> **Short exercise**
Look through the data and write out every line with the word "pair" in it.

※

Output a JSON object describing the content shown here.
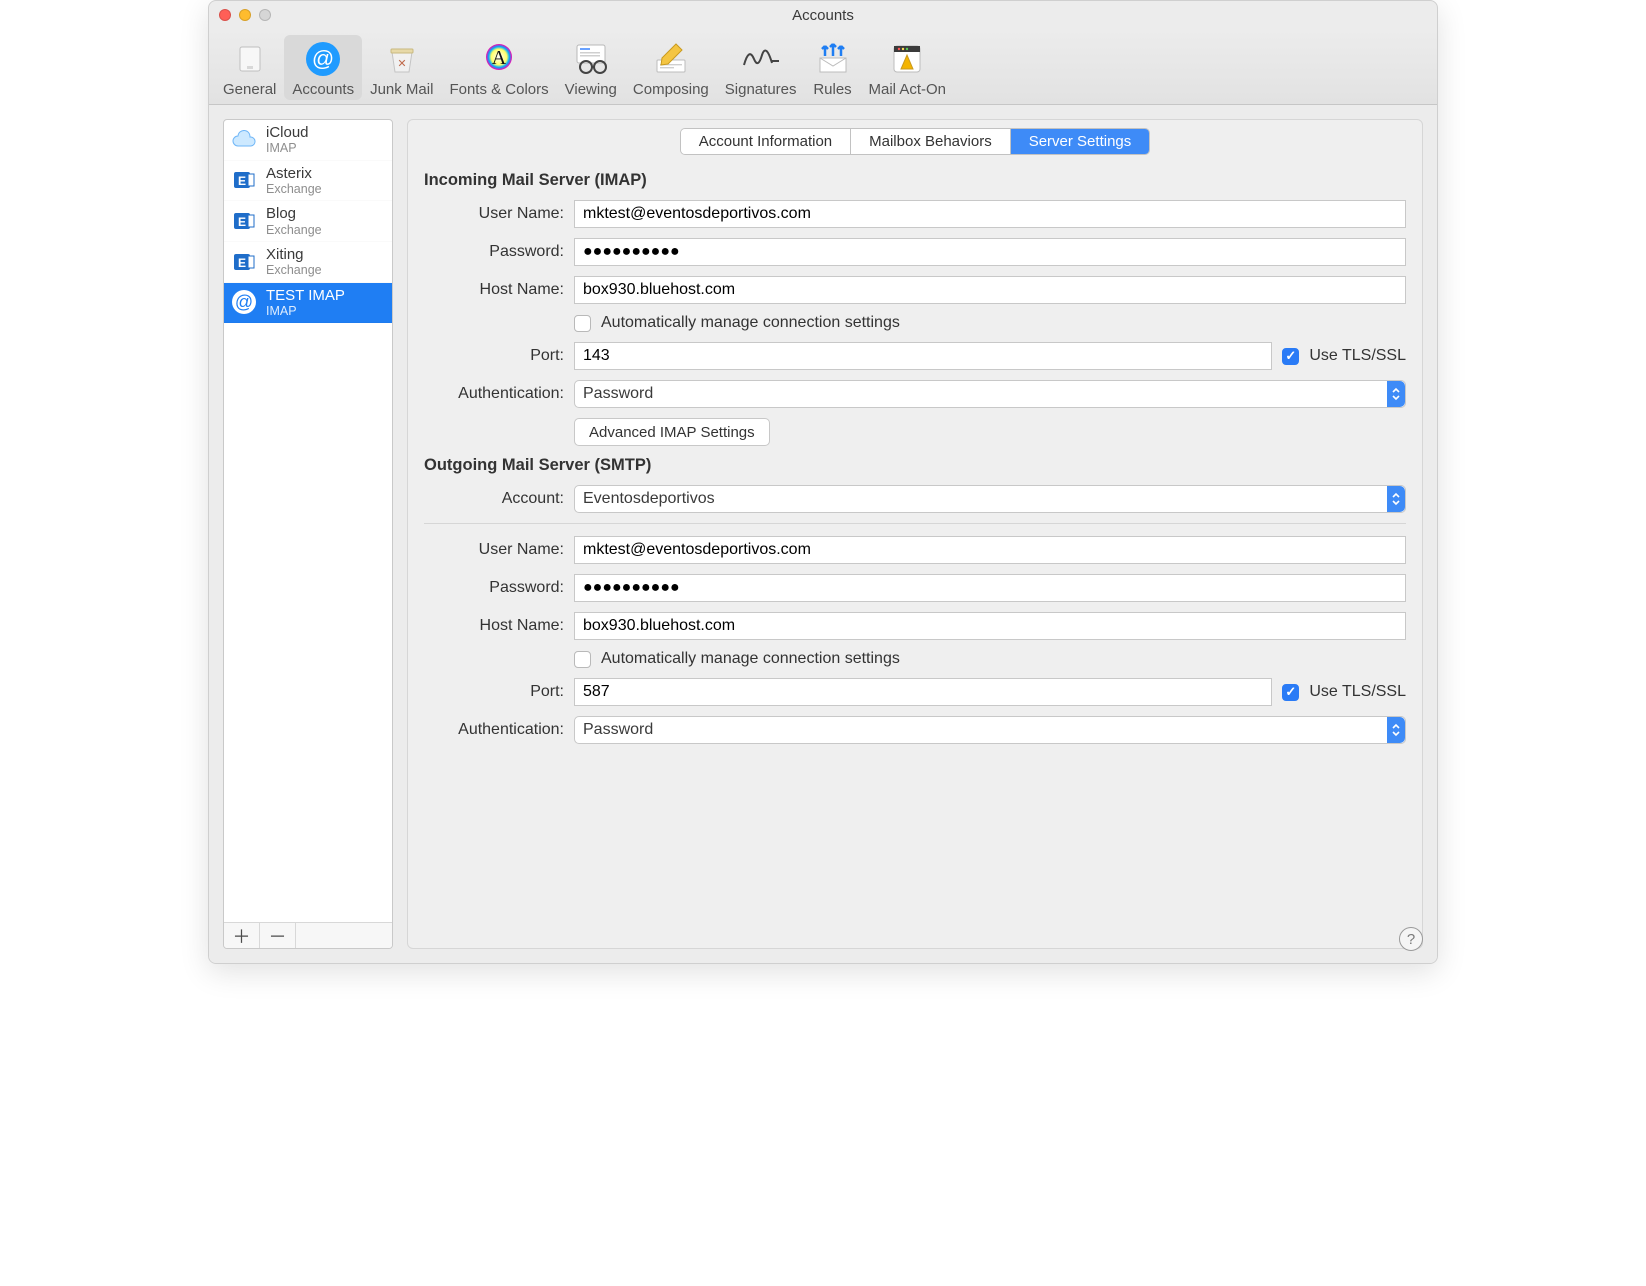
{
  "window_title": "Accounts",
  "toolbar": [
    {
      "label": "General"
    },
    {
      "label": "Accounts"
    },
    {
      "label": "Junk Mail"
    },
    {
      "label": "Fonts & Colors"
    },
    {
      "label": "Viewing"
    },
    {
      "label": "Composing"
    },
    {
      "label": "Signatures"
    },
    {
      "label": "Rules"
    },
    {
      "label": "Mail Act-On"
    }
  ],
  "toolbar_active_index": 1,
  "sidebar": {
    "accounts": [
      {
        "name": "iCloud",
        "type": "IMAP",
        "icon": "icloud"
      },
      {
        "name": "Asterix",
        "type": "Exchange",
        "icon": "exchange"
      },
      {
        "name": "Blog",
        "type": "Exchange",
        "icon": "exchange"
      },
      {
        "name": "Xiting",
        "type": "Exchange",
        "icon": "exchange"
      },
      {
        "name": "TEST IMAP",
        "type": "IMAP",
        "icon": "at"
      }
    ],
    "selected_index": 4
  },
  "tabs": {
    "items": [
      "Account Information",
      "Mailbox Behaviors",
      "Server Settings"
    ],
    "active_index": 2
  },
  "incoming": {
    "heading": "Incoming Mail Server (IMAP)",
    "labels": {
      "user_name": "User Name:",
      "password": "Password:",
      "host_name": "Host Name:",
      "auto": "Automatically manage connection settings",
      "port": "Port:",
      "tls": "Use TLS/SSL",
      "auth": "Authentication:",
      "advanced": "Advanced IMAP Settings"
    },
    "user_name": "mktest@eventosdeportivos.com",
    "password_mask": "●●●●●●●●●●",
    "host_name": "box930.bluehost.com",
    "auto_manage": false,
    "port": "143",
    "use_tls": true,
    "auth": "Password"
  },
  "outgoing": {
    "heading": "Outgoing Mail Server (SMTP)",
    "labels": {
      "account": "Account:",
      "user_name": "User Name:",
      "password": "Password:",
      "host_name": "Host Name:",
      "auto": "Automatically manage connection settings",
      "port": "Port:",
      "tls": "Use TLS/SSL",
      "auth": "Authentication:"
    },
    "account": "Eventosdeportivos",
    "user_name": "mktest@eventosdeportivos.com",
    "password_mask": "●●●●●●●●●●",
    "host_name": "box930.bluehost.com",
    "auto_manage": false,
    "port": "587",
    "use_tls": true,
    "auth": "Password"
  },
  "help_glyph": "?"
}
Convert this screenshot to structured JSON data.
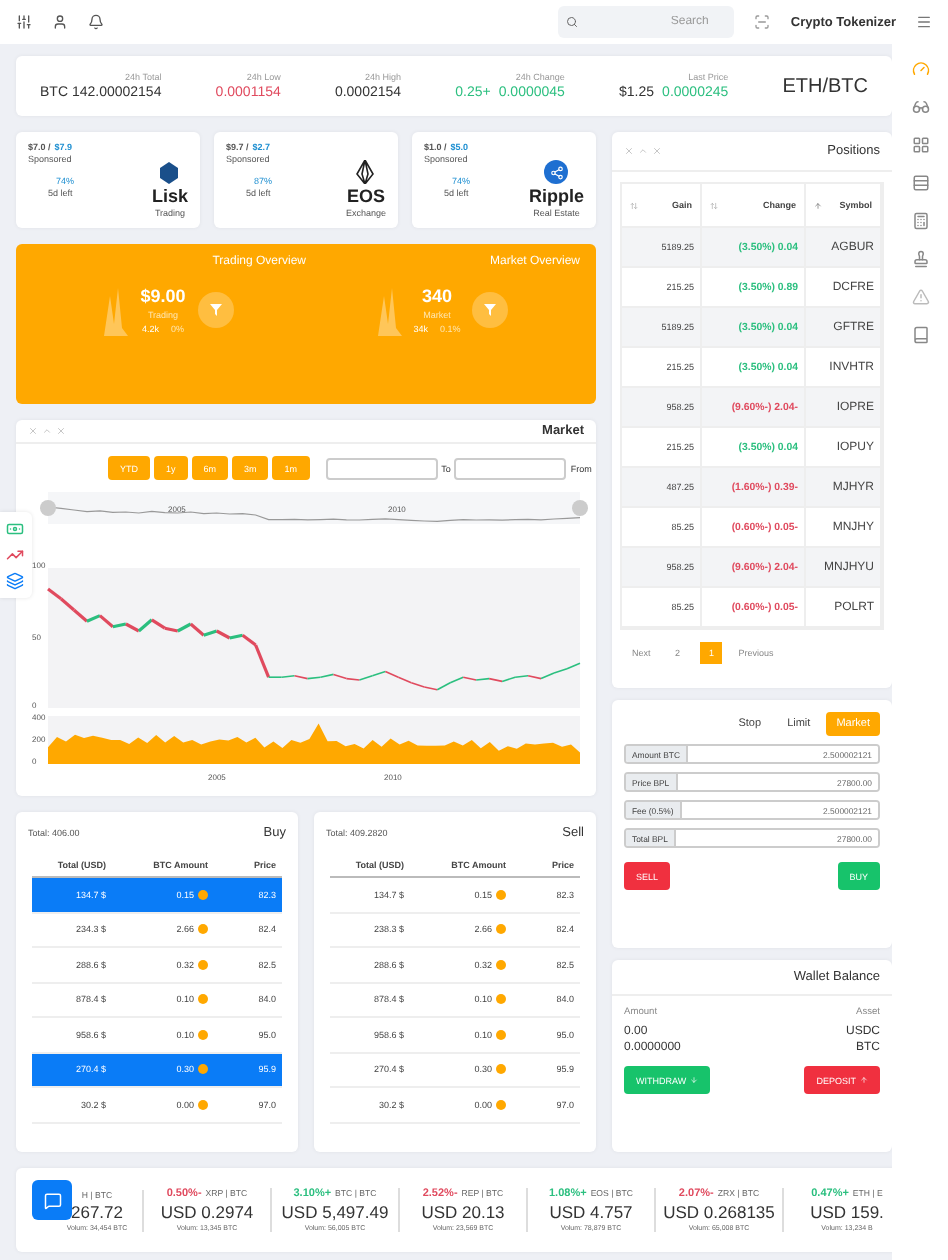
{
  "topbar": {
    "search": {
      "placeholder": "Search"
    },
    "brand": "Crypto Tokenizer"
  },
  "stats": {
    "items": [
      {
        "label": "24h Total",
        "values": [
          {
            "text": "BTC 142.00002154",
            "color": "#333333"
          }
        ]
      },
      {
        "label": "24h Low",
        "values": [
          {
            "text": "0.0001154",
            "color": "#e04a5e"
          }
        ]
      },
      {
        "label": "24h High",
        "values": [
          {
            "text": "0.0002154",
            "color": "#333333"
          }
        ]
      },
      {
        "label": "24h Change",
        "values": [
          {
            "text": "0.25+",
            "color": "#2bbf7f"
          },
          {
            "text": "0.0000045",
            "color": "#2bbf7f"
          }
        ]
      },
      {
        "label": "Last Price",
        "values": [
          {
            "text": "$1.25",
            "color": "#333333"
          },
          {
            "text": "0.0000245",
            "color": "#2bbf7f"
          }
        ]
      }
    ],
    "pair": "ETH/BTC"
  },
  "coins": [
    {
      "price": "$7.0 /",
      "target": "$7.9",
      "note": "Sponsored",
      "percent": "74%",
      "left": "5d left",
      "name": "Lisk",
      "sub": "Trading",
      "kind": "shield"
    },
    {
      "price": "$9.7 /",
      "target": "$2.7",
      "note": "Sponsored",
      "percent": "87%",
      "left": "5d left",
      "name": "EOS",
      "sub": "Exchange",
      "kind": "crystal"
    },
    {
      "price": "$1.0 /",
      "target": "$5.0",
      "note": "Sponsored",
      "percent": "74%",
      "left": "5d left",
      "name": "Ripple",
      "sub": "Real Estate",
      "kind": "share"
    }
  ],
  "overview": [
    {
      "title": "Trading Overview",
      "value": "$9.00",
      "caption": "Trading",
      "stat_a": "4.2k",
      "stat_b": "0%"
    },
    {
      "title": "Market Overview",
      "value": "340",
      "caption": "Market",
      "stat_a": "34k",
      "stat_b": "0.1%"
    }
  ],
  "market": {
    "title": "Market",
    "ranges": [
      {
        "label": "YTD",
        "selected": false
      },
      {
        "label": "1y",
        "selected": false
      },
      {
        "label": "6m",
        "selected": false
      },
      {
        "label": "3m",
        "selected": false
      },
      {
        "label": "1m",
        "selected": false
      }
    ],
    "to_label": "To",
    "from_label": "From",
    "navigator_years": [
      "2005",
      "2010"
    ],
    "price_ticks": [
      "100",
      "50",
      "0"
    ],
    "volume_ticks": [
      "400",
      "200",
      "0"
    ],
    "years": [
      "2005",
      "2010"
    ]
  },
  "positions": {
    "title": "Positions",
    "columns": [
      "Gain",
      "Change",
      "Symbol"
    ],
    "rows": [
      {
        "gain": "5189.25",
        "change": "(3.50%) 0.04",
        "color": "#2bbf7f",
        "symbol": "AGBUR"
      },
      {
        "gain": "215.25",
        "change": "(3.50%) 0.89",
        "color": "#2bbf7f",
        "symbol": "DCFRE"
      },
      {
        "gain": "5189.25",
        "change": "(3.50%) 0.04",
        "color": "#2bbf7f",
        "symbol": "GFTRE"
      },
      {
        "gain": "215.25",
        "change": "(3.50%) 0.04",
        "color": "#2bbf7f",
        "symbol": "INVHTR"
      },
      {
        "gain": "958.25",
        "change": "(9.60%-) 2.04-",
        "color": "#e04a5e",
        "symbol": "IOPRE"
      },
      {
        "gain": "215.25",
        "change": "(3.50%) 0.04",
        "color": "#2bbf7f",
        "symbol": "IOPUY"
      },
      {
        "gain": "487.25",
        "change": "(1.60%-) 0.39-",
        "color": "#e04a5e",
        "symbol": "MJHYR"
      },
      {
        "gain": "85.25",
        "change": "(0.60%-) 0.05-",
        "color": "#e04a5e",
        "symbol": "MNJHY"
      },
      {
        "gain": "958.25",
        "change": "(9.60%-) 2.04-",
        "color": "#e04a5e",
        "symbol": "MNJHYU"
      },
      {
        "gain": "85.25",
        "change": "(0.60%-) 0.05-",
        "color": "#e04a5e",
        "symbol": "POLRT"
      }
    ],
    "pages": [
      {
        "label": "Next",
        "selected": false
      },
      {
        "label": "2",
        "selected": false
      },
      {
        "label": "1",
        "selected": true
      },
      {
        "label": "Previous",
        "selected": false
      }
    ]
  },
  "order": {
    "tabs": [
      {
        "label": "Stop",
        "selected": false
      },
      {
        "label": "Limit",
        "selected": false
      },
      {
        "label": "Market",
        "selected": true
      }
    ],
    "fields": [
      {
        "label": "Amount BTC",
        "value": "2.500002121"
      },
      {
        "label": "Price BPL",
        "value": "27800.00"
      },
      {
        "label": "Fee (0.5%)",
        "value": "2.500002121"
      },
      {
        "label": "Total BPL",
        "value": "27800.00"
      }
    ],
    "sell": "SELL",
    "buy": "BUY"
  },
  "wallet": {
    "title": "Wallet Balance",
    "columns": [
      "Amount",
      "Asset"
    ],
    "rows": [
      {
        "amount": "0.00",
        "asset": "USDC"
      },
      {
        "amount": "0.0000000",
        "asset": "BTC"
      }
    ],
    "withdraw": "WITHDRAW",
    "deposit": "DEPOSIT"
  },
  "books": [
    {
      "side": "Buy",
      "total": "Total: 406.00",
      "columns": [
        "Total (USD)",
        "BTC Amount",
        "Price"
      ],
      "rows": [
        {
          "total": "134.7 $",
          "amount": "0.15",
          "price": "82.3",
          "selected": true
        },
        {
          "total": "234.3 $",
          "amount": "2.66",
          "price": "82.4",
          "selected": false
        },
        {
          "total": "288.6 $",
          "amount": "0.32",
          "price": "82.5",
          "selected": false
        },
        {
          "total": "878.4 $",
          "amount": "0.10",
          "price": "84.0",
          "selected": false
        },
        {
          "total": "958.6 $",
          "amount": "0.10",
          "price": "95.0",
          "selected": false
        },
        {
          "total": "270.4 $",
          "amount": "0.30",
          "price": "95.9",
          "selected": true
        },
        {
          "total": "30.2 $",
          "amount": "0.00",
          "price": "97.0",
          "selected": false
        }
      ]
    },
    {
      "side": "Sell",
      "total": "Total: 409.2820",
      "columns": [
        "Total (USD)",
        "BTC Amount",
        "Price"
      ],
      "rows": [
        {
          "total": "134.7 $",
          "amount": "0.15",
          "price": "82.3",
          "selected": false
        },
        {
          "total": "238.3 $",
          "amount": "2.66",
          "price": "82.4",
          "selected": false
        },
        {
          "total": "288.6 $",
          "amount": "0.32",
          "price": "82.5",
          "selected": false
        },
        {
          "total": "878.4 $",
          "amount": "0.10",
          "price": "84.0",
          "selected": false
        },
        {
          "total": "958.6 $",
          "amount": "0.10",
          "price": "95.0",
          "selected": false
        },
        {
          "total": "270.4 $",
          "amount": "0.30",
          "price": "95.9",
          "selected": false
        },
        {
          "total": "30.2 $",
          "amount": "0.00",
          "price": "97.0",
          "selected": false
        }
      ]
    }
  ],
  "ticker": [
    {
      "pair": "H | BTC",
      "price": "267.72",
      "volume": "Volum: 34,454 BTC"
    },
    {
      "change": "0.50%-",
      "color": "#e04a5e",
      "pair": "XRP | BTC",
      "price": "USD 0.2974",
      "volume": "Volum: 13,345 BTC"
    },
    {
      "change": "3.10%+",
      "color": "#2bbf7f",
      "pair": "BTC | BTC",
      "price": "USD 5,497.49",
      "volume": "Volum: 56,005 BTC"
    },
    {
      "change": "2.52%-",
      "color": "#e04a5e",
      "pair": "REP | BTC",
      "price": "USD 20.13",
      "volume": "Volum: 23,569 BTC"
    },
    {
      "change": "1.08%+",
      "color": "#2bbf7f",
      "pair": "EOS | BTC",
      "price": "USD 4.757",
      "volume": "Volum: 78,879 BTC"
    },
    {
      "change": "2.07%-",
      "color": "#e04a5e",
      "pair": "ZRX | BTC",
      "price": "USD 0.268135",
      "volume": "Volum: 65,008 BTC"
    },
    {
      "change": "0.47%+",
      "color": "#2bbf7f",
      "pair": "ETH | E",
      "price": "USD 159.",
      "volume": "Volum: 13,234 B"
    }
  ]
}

※

> **Answer to this problem**
    "pair": "ETH/BTC"
      "pair": "H | BTC",
      "pair": "XRP | BTC",
      "pair": "BTC | BTC",
      "pair": "REP | BTC",
      "pair": "EOS | BTC",
      "pair": "ZRX | BTC",
      "pair": "ETH | E",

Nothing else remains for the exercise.